==== DATA SHOWN
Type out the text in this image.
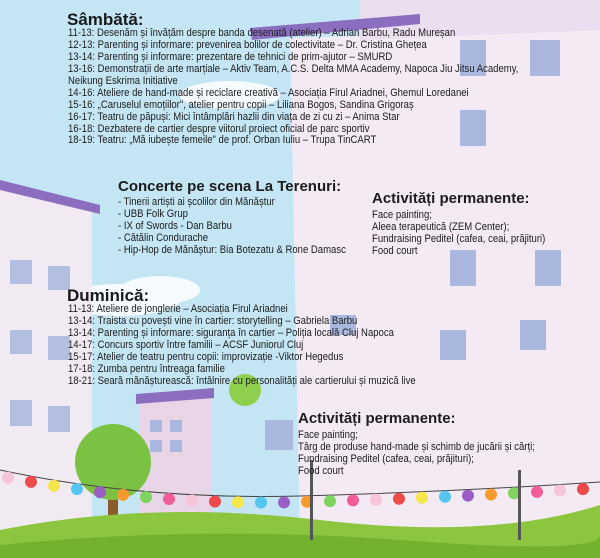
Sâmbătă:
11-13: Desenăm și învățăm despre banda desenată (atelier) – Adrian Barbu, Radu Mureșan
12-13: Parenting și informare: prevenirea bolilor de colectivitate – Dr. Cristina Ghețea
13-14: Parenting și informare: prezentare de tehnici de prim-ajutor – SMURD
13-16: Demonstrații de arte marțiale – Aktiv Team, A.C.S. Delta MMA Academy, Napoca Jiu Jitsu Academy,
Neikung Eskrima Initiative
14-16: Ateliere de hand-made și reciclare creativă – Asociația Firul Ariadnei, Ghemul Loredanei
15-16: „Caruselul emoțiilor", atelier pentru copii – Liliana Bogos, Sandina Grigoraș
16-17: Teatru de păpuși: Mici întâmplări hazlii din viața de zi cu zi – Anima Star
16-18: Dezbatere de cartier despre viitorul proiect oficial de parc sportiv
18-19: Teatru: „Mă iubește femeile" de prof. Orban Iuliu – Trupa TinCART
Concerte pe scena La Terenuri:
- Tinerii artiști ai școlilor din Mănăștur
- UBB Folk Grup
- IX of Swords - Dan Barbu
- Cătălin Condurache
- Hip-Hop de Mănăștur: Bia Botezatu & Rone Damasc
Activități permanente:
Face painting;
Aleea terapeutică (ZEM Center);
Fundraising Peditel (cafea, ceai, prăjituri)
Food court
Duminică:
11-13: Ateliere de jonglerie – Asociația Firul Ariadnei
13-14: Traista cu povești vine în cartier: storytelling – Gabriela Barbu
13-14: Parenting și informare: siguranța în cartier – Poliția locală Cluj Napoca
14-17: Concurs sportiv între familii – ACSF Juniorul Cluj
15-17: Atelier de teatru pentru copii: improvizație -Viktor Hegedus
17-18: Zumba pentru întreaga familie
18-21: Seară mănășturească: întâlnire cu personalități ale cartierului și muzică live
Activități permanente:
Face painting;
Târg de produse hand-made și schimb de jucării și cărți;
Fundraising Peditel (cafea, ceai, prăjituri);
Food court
========
==== DATA SHOWN
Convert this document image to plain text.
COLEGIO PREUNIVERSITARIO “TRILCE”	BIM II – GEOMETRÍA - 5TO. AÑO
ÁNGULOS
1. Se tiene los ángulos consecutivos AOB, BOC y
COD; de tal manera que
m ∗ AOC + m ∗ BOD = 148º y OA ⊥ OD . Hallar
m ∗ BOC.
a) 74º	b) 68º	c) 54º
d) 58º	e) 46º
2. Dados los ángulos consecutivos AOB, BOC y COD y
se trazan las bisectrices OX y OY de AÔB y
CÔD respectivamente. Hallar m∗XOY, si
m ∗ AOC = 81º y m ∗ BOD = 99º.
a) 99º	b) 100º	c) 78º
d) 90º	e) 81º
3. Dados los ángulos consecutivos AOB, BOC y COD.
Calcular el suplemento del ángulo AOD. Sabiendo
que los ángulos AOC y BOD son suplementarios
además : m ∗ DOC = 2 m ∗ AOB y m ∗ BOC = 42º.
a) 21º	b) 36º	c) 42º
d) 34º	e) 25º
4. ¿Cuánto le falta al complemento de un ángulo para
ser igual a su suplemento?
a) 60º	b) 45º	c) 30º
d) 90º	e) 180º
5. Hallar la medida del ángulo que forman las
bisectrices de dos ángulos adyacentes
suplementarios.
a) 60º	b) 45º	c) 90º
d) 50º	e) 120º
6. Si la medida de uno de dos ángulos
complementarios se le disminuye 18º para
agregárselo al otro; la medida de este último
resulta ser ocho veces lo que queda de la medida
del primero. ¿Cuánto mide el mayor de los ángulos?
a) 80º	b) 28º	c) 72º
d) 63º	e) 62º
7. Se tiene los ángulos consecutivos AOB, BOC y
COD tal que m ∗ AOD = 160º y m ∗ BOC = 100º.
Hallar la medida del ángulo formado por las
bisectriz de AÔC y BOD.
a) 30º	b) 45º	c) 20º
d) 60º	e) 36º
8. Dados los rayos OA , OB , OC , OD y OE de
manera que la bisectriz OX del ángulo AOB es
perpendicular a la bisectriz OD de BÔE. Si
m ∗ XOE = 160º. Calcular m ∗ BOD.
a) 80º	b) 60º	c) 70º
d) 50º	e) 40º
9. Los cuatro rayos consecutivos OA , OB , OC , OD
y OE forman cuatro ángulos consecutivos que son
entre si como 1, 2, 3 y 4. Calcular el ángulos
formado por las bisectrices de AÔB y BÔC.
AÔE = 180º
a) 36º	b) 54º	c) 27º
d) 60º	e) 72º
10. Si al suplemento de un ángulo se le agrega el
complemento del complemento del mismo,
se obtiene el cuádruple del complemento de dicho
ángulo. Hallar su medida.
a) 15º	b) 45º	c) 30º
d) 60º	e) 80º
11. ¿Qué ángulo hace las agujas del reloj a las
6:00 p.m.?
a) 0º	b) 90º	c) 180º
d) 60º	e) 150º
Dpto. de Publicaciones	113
========
==== DATA SHOWN
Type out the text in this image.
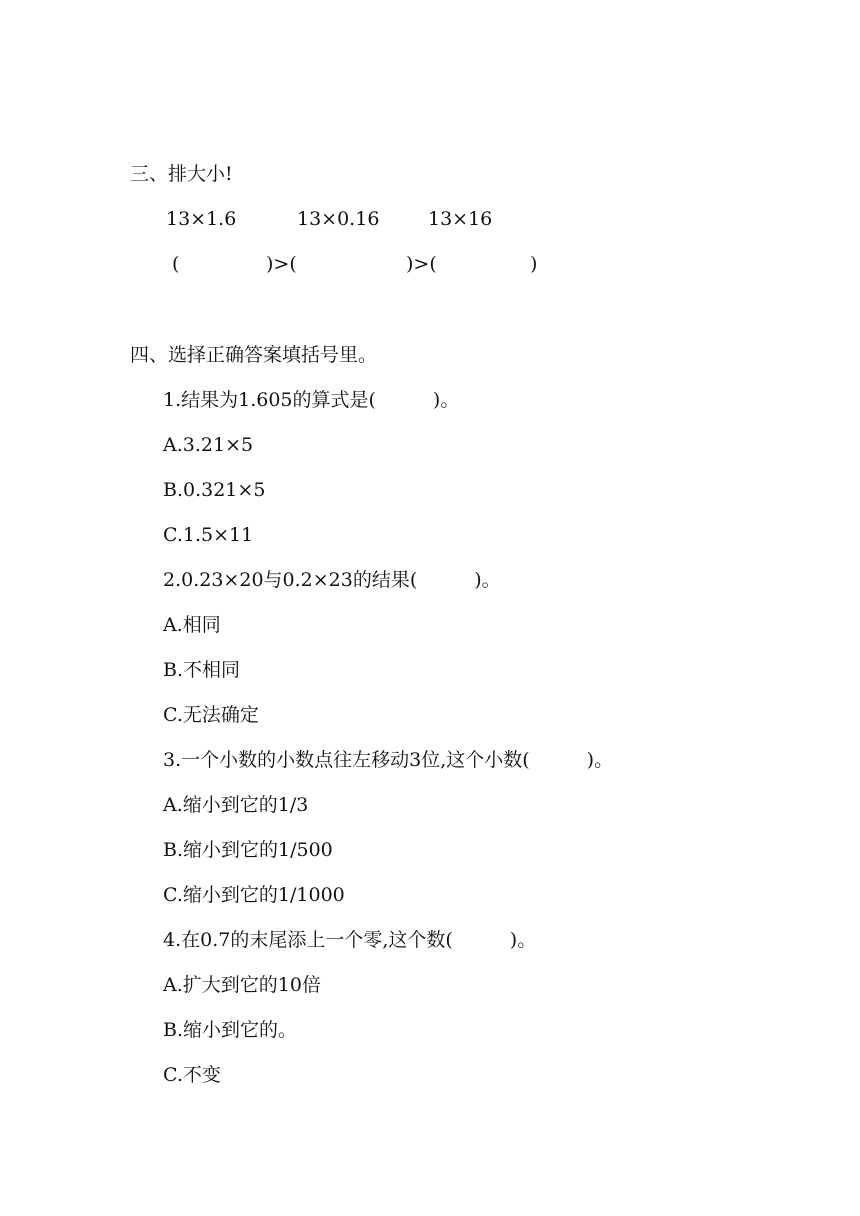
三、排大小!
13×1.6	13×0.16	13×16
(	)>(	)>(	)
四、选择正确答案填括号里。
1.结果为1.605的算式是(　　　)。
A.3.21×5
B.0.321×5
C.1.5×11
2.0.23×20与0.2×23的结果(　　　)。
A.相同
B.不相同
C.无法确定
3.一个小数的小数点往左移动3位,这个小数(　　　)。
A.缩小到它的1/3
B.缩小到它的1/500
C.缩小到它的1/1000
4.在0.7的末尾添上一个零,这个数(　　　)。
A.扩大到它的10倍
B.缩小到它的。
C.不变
========
▶ _WORK REQUIRED_: In the material above, find each line that contains the word "suplementarios", and select it.

▶ _ANSWER TO THE PROBLEM_:
que los ángulos AOC y BOD son suplementarios
suplementarios.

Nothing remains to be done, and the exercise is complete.